> **Request**
Locate and copy each line in the data that contains the word "grid".

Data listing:
<<<<

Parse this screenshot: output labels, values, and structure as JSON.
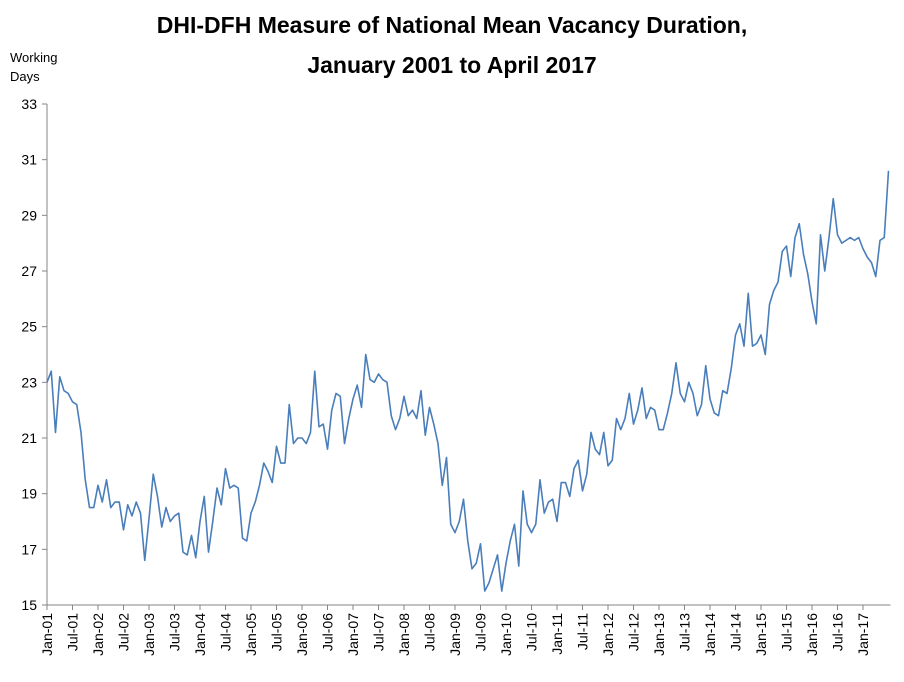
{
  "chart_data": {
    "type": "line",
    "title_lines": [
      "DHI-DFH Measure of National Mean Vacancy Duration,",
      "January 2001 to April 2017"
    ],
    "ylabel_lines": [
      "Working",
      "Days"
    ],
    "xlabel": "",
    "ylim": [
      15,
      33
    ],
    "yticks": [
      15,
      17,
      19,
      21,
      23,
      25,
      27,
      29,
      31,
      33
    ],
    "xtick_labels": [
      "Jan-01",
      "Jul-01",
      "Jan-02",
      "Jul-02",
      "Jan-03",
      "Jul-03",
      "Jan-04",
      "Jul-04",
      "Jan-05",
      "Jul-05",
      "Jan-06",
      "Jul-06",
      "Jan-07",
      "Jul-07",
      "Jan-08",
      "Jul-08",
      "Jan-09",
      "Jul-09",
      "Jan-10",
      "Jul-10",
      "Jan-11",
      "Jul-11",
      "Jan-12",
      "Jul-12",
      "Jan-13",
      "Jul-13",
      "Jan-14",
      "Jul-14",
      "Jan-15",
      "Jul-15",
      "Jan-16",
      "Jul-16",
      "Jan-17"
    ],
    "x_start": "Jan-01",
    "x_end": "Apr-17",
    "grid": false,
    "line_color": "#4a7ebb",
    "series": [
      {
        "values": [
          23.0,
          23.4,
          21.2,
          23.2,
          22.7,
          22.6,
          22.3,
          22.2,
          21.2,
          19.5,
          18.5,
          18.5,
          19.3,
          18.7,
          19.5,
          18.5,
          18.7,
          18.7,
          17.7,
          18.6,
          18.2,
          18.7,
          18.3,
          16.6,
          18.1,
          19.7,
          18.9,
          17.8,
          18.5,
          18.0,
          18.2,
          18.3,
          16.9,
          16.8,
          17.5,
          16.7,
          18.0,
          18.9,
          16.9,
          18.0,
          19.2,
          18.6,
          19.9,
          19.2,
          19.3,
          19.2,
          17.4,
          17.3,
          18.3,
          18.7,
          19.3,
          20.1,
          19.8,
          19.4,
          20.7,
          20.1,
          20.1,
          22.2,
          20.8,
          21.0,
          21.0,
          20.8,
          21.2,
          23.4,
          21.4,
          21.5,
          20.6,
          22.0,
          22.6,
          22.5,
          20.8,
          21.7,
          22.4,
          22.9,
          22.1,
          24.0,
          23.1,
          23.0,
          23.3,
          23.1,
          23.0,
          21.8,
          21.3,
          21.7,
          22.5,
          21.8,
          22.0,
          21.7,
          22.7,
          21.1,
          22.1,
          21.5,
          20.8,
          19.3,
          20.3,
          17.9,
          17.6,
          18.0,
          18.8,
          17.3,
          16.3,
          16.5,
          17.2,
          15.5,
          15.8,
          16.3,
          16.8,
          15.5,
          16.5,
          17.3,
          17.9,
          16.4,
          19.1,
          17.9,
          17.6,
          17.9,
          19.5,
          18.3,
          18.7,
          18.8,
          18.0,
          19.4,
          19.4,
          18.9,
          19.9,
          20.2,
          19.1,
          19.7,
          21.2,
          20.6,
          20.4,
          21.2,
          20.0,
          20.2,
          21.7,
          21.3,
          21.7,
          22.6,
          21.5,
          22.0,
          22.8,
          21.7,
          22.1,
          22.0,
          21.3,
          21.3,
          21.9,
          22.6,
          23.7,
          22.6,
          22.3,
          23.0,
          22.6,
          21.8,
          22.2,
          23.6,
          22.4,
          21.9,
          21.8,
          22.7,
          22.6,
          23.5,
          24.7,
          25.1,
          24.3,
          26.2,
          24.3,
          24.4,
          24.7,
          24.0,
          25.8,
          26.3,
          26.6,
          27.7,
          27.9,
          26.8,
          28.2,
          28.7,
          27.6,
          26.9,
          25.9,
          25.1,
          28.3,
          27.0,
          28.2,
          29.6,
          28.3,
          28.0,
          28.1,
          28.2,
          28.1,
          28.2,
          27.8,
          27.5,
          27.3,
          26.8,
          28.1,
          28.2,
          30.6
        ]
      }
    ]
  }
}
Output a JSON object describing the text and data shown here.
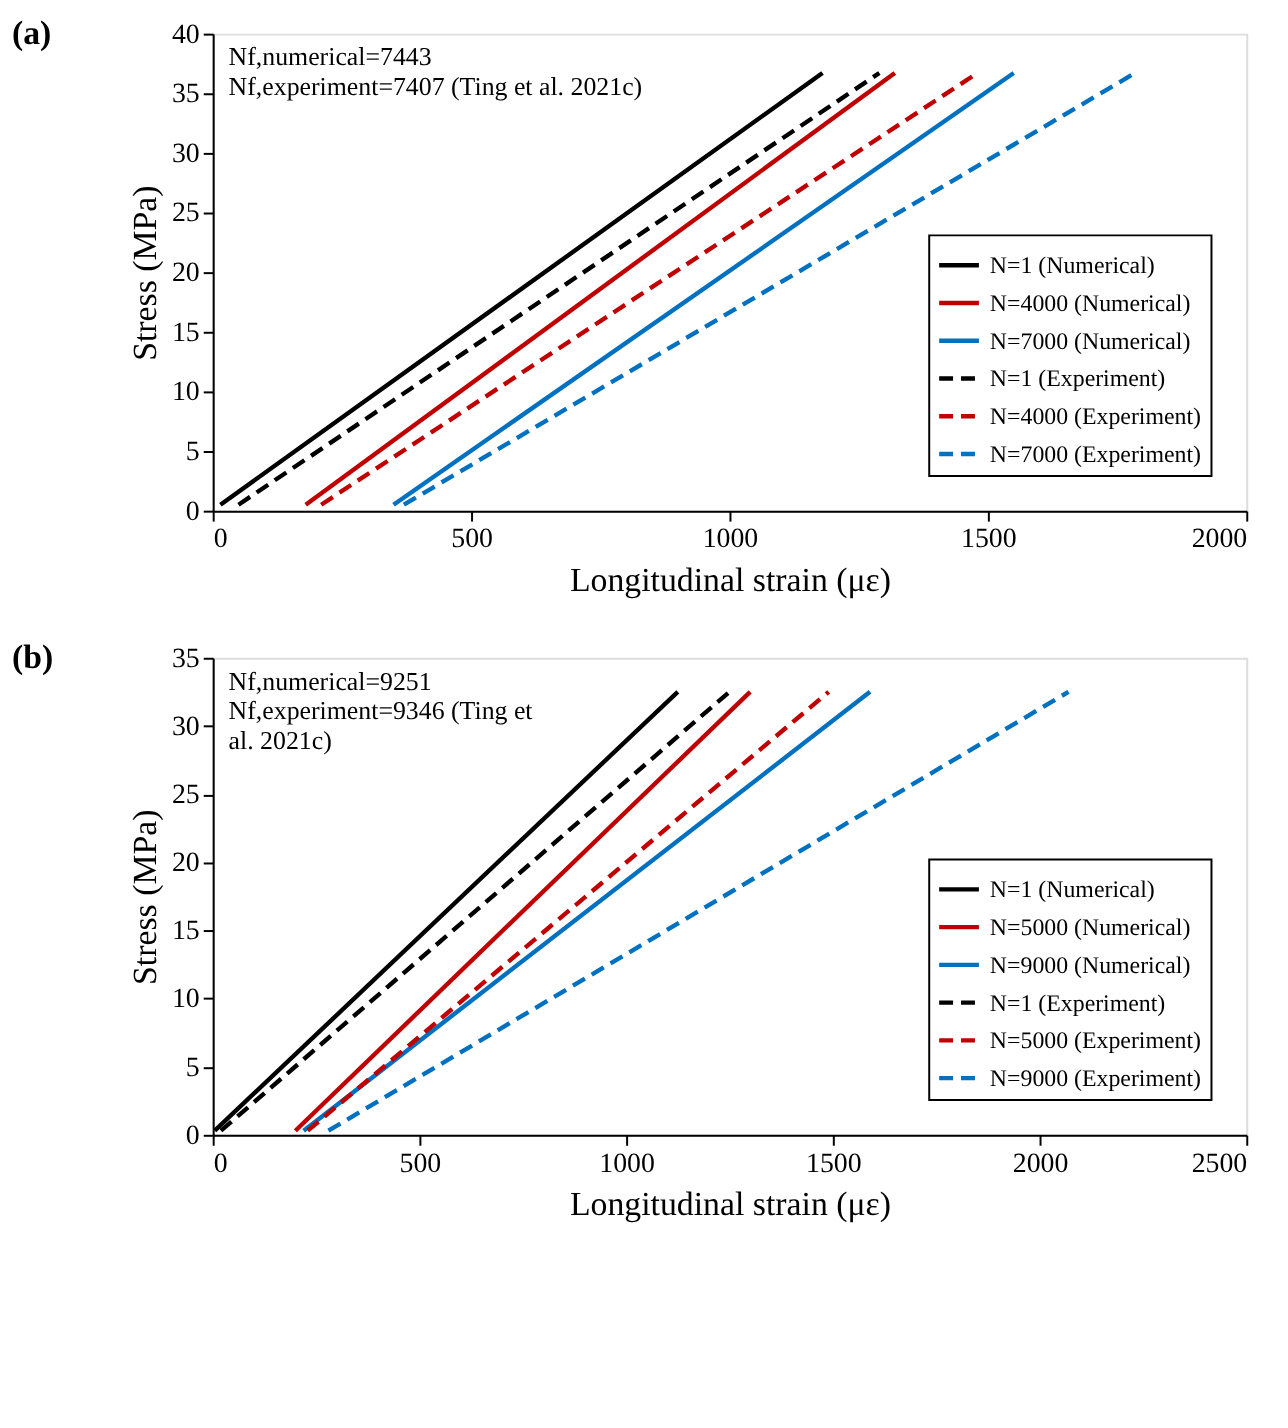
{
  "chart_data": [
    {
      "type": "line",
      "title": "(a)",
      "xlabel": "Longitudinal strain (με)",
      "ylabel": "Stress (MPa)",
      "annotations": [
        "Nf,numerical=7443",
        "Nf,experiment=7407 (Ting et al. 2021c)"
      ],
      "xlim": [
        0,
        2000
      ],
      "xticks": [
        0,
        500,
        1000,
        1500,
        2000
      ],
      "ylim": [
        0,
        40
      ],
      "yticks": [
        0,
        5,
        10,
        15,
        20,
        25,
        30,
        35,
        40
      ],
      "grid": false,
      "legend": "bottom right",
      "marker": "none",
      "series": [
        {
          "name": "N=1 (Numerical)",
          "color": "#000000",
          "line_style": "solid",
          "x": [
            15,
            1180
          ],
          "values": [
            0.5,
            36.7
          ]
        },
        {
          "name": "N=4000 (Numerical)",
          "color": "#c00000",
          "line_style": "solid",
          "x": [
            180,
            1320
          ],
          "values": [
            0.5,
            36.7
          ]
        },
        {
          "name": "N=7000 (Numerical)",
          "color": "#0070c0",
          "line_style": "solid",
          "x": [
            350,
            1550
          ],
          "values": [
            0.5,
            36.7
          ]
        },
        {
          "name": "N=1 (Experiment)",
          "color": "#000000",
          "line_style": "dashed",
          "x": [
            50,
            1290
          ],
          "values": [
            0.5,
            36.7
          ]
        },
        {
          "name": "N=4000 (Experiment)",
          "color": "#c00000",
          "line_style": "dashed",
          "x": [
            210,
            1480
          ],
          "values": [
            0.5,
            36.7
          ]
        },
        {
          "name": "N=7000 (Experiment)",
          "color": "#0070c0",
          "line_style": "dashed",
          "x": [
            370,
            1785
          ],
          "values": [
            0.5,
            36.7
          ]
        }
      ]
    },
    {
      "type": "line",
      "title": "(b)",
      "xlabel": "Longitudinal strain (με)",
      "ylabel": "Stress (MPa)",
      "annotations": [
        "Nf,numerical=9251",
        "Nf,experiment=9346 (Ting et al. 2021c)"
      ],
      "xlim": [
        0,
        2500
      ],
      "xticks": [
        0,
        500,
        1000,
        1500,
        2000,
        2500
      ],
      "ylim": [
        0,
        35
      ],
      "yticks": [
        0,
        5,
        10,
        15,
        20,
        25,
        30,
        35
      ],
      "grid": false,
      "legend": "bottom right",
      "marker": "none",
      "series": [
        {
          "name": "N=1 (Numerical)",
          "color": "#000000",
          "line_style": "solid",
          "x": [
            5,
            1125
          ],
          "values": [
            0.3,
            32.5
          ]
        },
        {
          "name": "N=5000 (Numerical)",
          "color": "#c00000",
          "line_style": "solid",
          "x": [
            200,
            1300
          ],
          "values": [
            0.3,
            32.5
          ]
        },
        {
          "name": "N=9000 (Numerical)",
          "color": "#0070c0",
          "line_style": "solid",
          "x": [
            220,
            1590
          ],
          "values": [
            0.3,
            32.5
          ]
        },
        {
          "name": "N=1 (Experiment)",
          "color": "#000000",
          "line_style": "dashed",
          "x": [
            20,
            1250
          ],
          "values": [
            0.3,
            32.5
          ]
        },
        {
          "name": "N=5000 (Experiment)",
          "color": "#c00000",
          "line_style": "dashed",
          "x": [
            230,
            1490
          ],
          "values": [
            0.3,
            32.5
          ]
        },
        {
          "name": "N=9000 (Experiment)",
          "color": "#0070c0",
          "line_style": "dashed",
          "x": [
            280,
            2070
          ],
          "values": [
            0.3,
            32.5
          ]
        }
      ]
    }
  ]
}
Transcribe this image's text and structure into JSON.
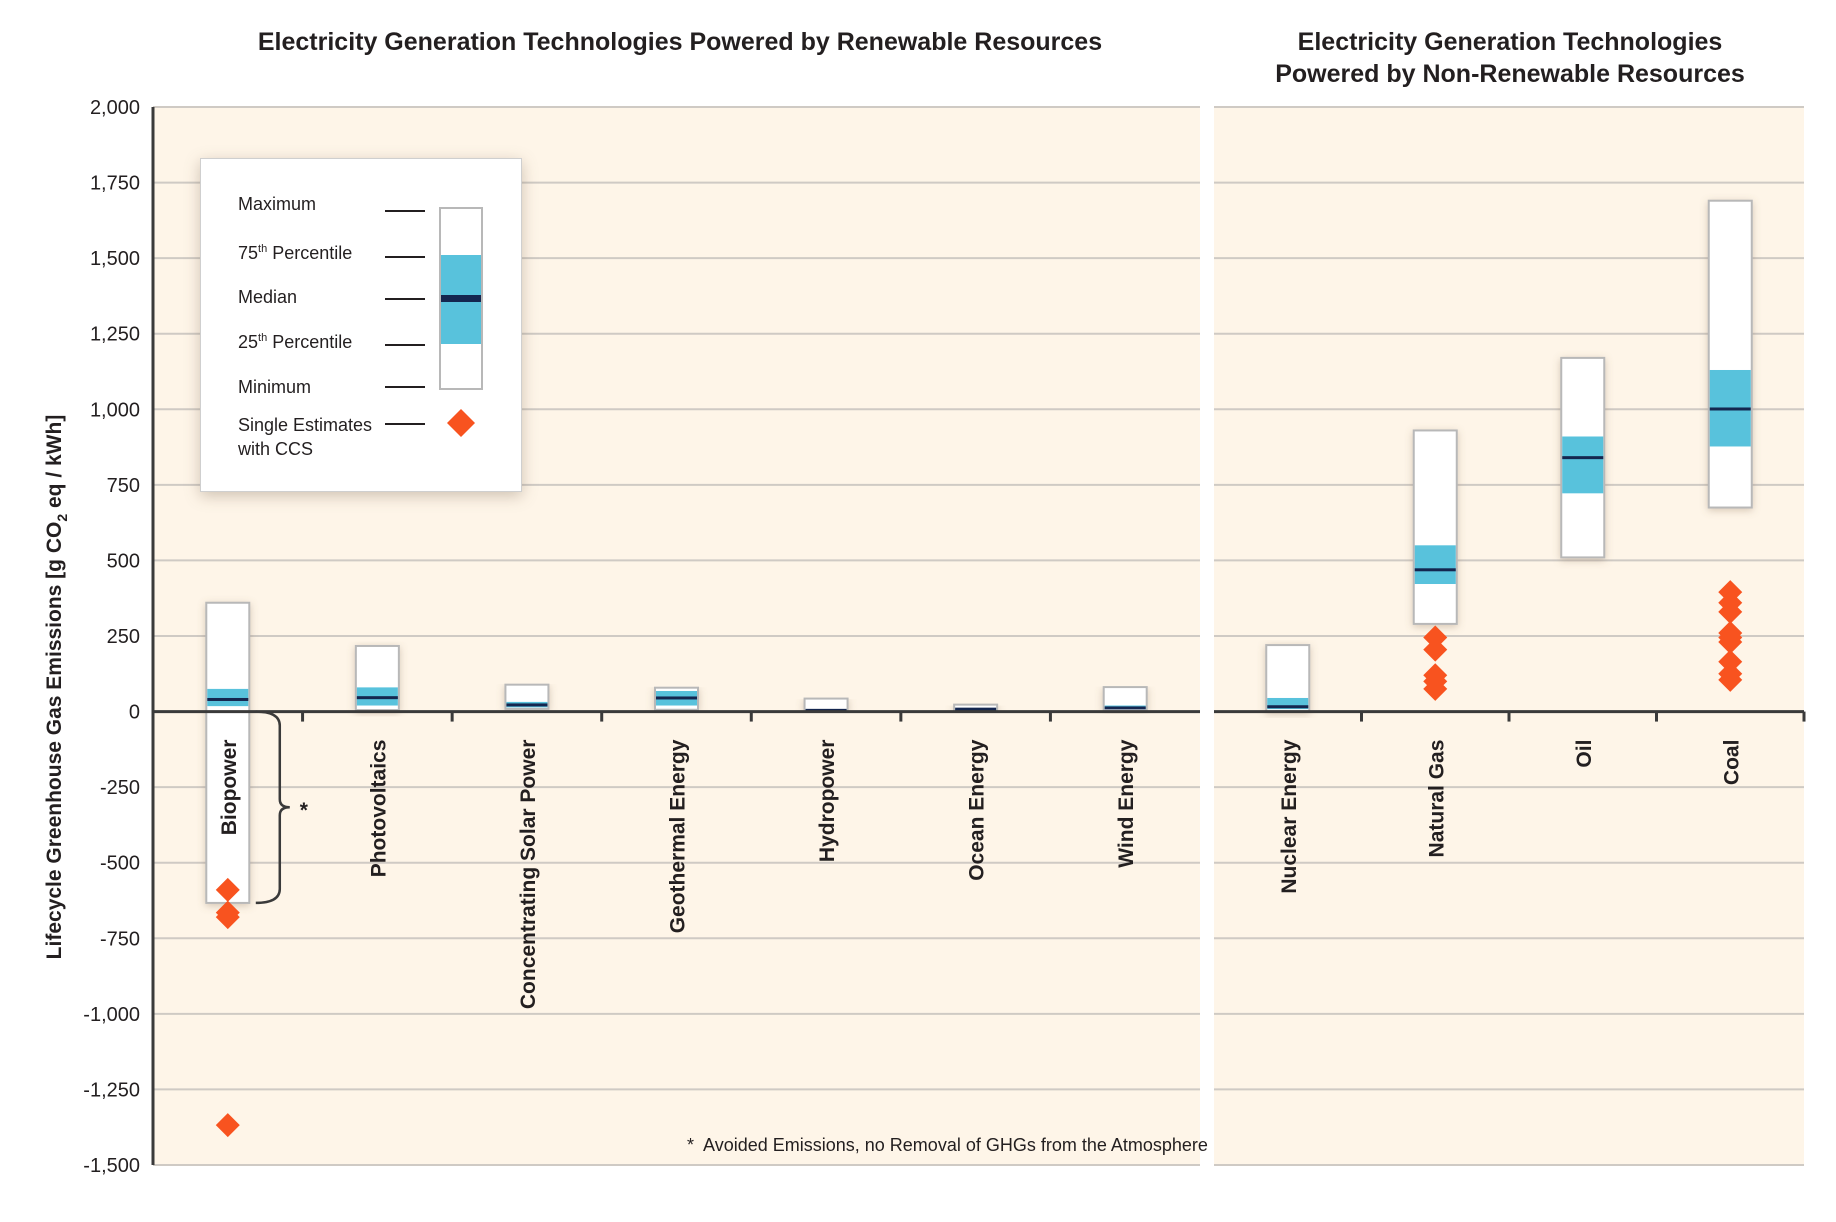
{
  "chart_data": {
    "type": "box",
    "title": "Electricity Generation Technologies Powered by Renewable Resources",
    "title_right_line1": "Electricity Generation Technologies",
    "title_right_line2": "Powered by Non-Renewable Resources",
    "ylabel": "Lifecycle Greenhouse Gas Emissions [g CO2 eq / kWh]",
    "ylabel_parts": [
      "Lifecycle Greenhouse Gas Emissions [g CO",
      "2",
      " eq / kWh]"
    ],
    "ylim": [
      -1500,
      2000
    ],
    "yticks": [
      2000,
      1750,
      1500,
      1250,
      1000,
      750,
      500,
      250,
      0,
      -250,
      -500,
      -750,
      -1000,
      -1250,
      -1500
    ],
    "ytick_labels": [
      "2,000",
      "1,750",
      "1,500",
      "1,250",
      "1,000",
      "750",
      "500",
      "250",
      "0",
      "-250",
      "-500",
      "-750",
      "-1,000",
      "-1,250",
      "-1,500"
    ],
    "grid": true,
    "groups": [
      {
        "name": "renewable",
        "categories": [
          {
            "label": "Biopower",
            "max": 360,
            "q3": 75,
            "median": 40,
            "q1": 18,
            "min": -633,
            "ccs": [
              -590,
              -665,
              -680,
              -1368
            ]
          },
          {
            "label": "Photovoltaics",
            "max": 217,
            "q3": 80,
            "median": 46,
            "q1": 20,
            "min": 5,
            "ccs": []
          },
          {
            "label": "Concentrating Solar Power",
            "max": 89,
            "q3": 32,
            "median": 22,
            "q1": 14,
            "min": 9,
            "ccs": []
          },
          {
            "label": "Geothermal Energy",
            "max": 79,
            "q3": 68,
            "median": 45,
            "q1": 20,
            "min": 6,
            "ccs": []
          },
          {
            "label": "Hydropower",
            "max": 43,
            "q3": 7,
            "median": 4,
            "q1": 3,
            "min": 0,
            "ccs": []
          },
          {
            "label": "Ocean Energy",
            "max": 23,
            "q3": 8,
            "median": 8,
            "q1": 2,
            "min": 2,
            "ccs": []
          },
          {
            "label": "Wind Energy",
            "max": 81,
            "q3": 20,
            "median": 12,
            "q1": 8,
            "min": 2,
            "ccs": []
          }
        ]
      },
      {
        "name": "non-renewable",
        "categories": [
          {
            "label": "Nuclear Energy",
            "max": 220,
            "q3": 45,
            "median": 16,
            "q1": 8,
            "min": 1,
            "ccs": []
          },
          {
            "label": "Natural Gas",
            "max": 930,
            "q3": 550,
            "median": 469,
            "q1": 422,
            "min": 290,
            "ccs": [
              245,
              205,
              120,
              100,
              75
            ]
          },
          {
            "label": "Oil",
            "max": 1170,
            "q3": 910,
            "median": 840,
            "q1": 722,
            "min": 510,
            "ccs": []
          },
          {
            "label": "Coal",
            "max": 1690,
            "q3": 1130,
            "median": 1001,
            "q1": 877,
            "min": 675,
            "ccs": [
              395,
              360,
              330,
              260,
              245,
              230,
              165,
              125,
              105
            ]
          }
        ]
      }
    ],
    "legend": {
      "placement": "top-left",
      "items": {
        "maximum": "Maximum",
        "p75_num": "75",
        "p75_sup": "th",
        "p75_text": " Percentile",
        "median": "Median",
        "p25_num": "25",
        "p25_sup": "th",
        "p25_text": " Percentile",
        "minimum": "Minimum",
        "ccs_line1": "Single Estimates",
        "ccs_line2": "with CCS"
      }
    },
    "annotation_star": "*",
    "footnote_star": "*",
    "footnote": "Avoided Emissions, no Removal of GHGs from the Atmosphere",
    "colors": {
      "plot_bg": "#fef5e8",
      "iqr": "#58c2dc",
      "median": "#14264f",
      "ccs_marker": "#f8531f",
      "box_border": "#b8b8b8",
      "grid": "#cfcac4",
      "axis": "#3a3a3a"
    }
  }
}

>>>>

> **Answer to this task**
    "grid": false,
      "grid": false,
      "grid": false,
    "grid": true,
      "grid": "#cfcac4",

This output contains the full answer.